- _Kutipan Teks_:

######

Bunga yang merupakan sarana pokok dan sangat
banyak digunakan dalam upacara yadnya, sarana berupa bunga yang memiliki peranan
yang sangat penting untuk kelengkapan dan kesempurnaan suatu persembhan atau
yadnya, baik yang digunakan untuk yadnya setiaphari atau nitya karma, maupun
untuk keperluan yadnya sewaktu-waktu tertentu atau naimitika karma. Kalau kita
perhatikan kaitannya dengan panca yadnya, bunga banyak digunakan untuk membuat
banten/sesajen atau upacara yadnya. Berangkat dari hal tersebut maka dalam
makalah ini akan menjelaskan tentang Makna
Dan Filosofi Bunga Dalam Upacara Yadnya.
1.2
Rumusan
Masalah
1.
Apa pengertian bunga dalam upacara yadnya ?
2.
Apa fungsi bunga dalam upacara yadnya ?
3.
Apa makna bunga dalam upacara yadnya?
4.
Bunga apa saja yang baik digunakan dalam upacara yadnya?
5.
Bunga apa saja yang tidak boleh digunakan dalam upacara
yadnya?
1.3
Tujuan
1.
Mengetahui arti bunga dalam upacara yadnya
2.
Mengetahui fungsi bunga dalam upacara yadnya
3.
Mengetahui makna bunga dalam upacara yadnya
4.
Mengetahui bunga yang baik digunakan dalam upacara yadnya
5.
Mengetahui bunga yang tidak baik digunakan dalam
upacara yadnya
BAB II
PEMBAHASAN
2.1 Pengertian
Bunga Dalam Upacara Yadnya
Bunga merupakan
sarana pokok dan sangat banyak digunakan dalam upacara yadnya, sarana berupa
bunga yang memiliki peranan yang sangat penting untuk kelengkapan dan
kesempurnaan suatu persembhan atau yadnya, baik yang digunakan untuk yadnya
setiaphari atau nitya karma, maupun untuk keperluan yadnya sewaktu-waktu
tertentu atau naimitika karma. Kalau kita perhatikan kaitannya dengan panca
yadnya, bunga banyak digunakan untuk membuat banten/sesajen atau upacara
yadnya.
Kemudian dalam
kepentingan yang lainnya, bunga juga dipakai sebagai suatu sarana biasa untuk
menumbuhkan suasana keindahan dan menciptakan suasana kenyamanan dalam suatu
kegiatan tertentu, baik dalam lingkungan keluarga maupun aktivitas
kemasyarakatan, kegiatan hiburan, kegiatan hari raya nasional dan sebagainya.

######

- _Data Mentah_:
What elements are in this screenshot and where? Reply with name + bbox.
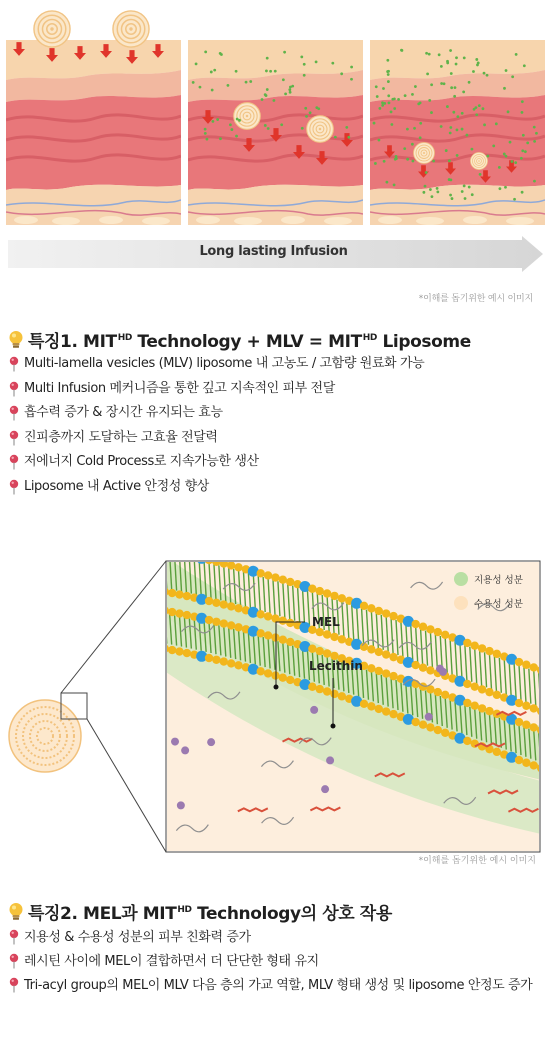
pin-icon — [8, 430, 20, 446]
diagram-caption: *이해를 돕기위한 예시 이미지 — [418, 856, 536, 866]
illustration-caption: *이해를 돕기위한 예시 이미지 — [418, 294, 533, 304]
infusion-arrow-label: Long lasting Infusion — [199, 244, 348, 259]
pin-icon — [8, 454, 20, 470]
mel-label: MEL — [312, 615, 340, 629]
legend-oil-label: 지용성 성분 — [474, 575, 523, 586]
list-item: Multi-lamella vesicles (MLV) liposome 내 고농도 / 고함량 원료화 가능 — [8, 353, 543, 378]
lightbulb-icon — [8, 902, 24, 922]
list-item: Tri-acyl group의 MEL이 MLV 다음 층의 가교 역할, MLV 형태 생성 및 liposome 안정도 증가 — [8, 974, 543, 998]
list-item: 흡수력 증가 & 장시간 유지되는 효능 — [8, 402, 543, 427]
list-item: Liposome 내 Active 안정성 향상 — [8, 476, 543, 501]
lecithin-label: Lecithin — [309, 659, 363, 673]
feature2-heading: 특징2. MEL과 $MIT^{HD}$ Technology의 상호 작용 — [8, 899, 392, 924]
legend-water-label: 수용성 성분 — [474, 599, 523, 610]
pin-icon — [8, 977, 20, 993]
list-item: Multi Infusion 메커니즘을 통한 깊고 지속적인 피부 전달 — [8, 378, 543, 403]
feature1-heading: 특징1. $MIT^{HD}$ Technology + MLV = $MIT^{HD}$ Liposome — [8, 327, 471, 352]
feature2-list — [8, 926, 543, 998]
list-item: 저에너지 Cold Process로 지속가능한 생산 — [8, 451, 543, 476]
pin-icon — [8, 953, 20, 969]
mel-lecithin-diagram — [0, 556, 547, 874]
list-item: 지용성 & 수용성 성분의 피부 친화력 증가 — [8, 926, 543, 950]
pin-icon — [8, 381, 20, 397]
liposome-icon — [9, 700, 81, 772]
pin-icon — [8, 479, 20, 495]
pin-icon — [8, 356, 20, 372]
feature1-list — [8, 353, 543, 500]
list-item: 레시틴 사이에 MEL이 결합하면서 더 단단한 형태 유지 — [8, 950, 543, 974]
list-item: 진피층까지 도달하는 고효율 전달력 — [8, 427, 543, 452]
skin-infusion-illustration — [0, 0, 547, 230]
lightbulb-icon — [8, 330, 24, 350]
pin-icon — [8, 929, 20, 945]
pin-icon — [8, 405, 20, 421]
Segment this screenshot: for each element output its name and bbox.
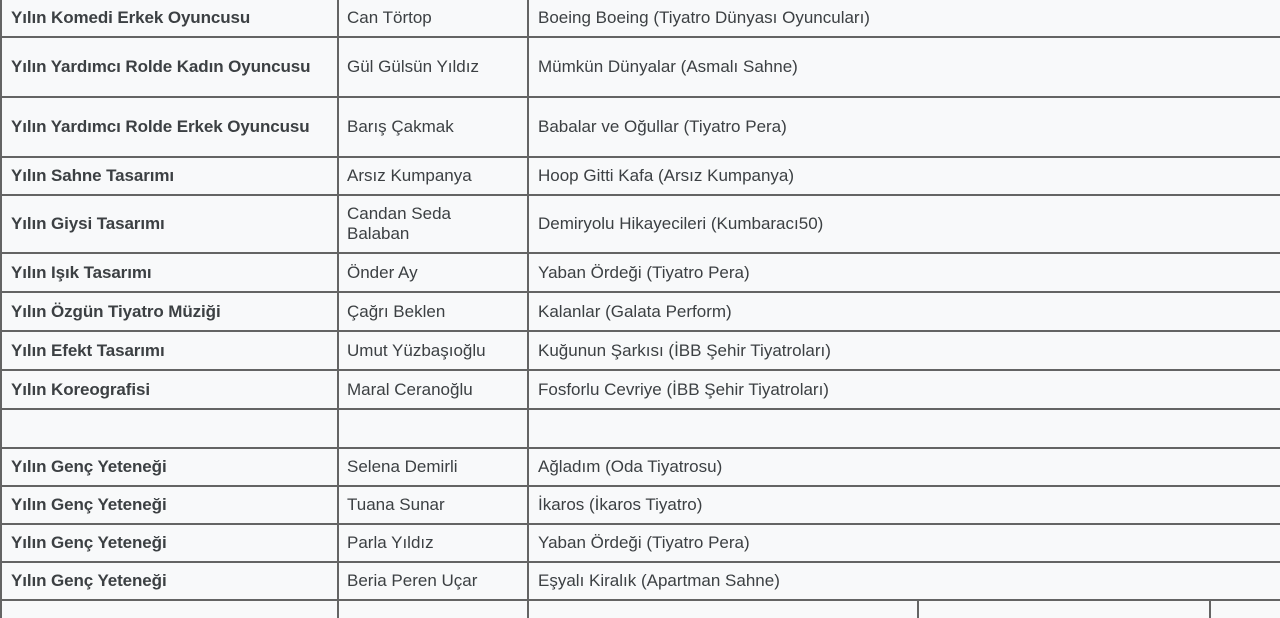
- table-row: [1, 157, 1280, 195]
- award-category-cell: Yılın Komedi Erkek Oyuncusu: [1, 0, 338, 37]
- winner-cell: [338, 409, 528, 448]
- work-cell: Mümkün Dünyalar (Asmalı Sahne): [528, 37, 1280, 97]
- work-cell: Yaban Ördeği (Tiyatro Pera): [528, 524, 1280, 562]
- work-cell: Fosforlu Cevriye (İBB Şehir Tiyatroları): [528, 370, 1280, 409]
- winner-cell: Selena Demirli: [338, 448, 528, 486]
- winner-cell: Barış Çakmak: [338, 97, 528, 157]
- winner-cell: Candan Seda Balaban: [338, 195, 528, 253]
- award-category-cell: Yılın Yardımcı Rolde Kadın Oyuncusu: [1, 37, 338, 97]
- work-cell: [528, 409, 1280, 448]
- table-row-partial: [1, 600, 1280, 618]
- work-cell: Yaban Ördeği (Tiyatro Pera): [528, 253, 1280, 292]
- work-cell: Hoop Gitti Kafa (Arsız Kumpanya): [528, 157, 1280, 195]
- winner-cell: Önder Ay: [338, 253, 528, 292]
- table-row: [1, 448, 1280, 486]
- winner-cell: Maral Ceranoğlu: [338, 370, 528, 409]
- award-category-cell: [1, 409, 338, 448]
- table-row: [1, 486, 1280, 524]
- table-row: [1, 37, 1280, 97]
- award-category-cell: Yılın Işık Tasarımı: [1, 253, 338, 292]
- award-category-cell: Yılın Genç Yeteneği: [1, 448, 338, 486]
- partial-row-cell: [528, 600, 918, 618]
- award-category-cell: Yılın Genç Yeteneği: [1, 562, 338, 600]
- award-category-cell: Yılın Koreografisi: [1, 370, 338, 409]
- award-category-cell: Yılın Genç Yeteneği: [1, 524, 338, 562]
- winner-cell: Tuana Sunar: [338, 486, 528, 524]
- work-cell: Kalanlar (Galata Perform): [528, 292, 1280, 331]
- award-category-cell: Yılın Özgün Tiyatro Müziği: [1, 292, 338, 331]
- winner-cell: Can Törtop: [338, 0, 528, 37]
- winner-cell: Çağrı Beklen: [338, 292, 528, 331]
- work-cell: İkaros (İkaros Tiyatro): [528, 486, 1280, 524]
- award-category-cell: Yılın Giysi Tasarımı: [1, 195, 338, 253]
- table-row: [1, 195, 1280, 253]
- table-row: [1, 292, 1280, 331]
- partial-row-cell: [1210, 600, 1280, 618]
- work-cell: Eşyalı Kiralık (Apartman Sahne): [528, 562, 1280, 600]
- table-row: [1, 524, 1280, 562]
- table-row: [1, 253, 1280, 292]
- table-row: [1, 0, 1280, 37]
- award-category-cell: Yılın Efekt Tasarımı: [1, 331, 338, 370]
- work-cell: Demiryolu Hikayecileri (Kumbaracı50): [528, 195, 1280, 253]
- work-cell: Babalar ve Oğullar (Tiyatro Pera): [528, 97, 1280, 157]
- awards-table-body: [1, 0, 1280, 618]
- table-row-empty: [1, 409, 1280, 448]
- award-category-cell: Yılın Sahne Tasarımı: [1, 157, 338, 195]
- award-category-cell: Yılın Genç Yeteneği: [1, 486, 338, 524]
- work-cell: Boeing Boeing (Tiyatro Dünyası Oyuncuları): [528, 0, 1280, 37]
- table-row: [1, 370, 1280, 409]
- winner-cell: Parla Yıldız: [338, 524, 528, 562]
- work-cell: Kuğunun Şarkısı (İBB Şehir Tiyatroları): [528, 331, 1280, 370]
- winner-cell: Umut Yüzbaşıoğlu: [338, 331, 528, 370]
- table-row: [1, 97, 1280, 157]
- winner-cell: Gül Gülsün Yıldız: [338, 37, 528, 97]
- table-row: [1, 562, 1280, 600]
- winner-cell: Beria Peren Uçar: [338, 562, 528, 600]
- partial-row-cell: [1, 600, 338, 618]
- table-row: [1, 331, 1280, 370]
- award-category-cell: Yılın Yardımcı Rolde Erkek Oyuncusu: [1, 97, 338, 157]
- partial-row-cell: [338, 600, 528, 618]
- winner-cell: Arsız Kumpanya: [338, 157, 528, 195]
- work-cell: Ağladım (Oda Tiyatrosu): [528, 448, 1280, 486]
- partial-row-cell: [918, 600, 1210, 618]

######

- _Tugas yang Diberikan 1_:
Menurut kutipan tentang bunga dalam upacara yadnya, apa yang membuat makalah itu menjelaskan makna dan filosofi bunga dalam upacara yadnya? Jelaskan dalam satu sampai tiga kalimat.
- _Tugas yang Diberikan 2_:
Dalam kutipan tentang bunga dalam upacara yadnya, apa sebutan untuk yadnya yang dilakukan setiap hari?
- _Tugas yang Diberikan 3_:
Lanjutkan kutipan tentang bunga dalam upacara yadnya, dimulai sesudah kalimat terakhirnya.

- _Jawaban Latihan 1_:
Makalah itu menjelaskan makna dan filosofi bunga karena bunga merupakan sarana pokok yang sangat banyak digunakan dalam upacara yadnya. Bunga juga memiliki peranan yang sangat penting bagi kelengkapan dan kesempurnaan suatu persembahan atau yadnya, baik yadnya setiap hari maupun yadnya pada waktu-waktu tertentu.

- _Jawaban Latihan 2_:
Yadnya setiap hari disebut nitya karma.

- _Jawaban Latihan 3_:
Dan bilamana kita menyempatkan diri untuk sejenak melihat kesibukan suatu pasar
(khusnya pasar yang ada di Bali) banyak pedagang yang kita jumpai, dan yang
tidak ketinggalan adalah para pedagang yang memberikan pelayanan pada pembeli
untuk memenuhi sarana yadnya-Nya. Sungguh banyak manfaat dan kegunaan bunga
dalam kehidupan sehari-hari bagi manusia. Demikian juga halnya dalam kaitannya
dengan kehidupan bagi umat hidhu, bunga memiliki nilai religius, nilai spritual
dan nilai kesucian yang sangat tinggi. Bunga yang digunakan untuk keperluan
yadnya atau persembahan, bukannya bunga yang sembarang atau bunga yang
diperoleh asal ada dan asal dapat, tetapi bunga yang yang dipilih khusus sesuai
dengan sumber-sumber sastra suci dalam agama hindu.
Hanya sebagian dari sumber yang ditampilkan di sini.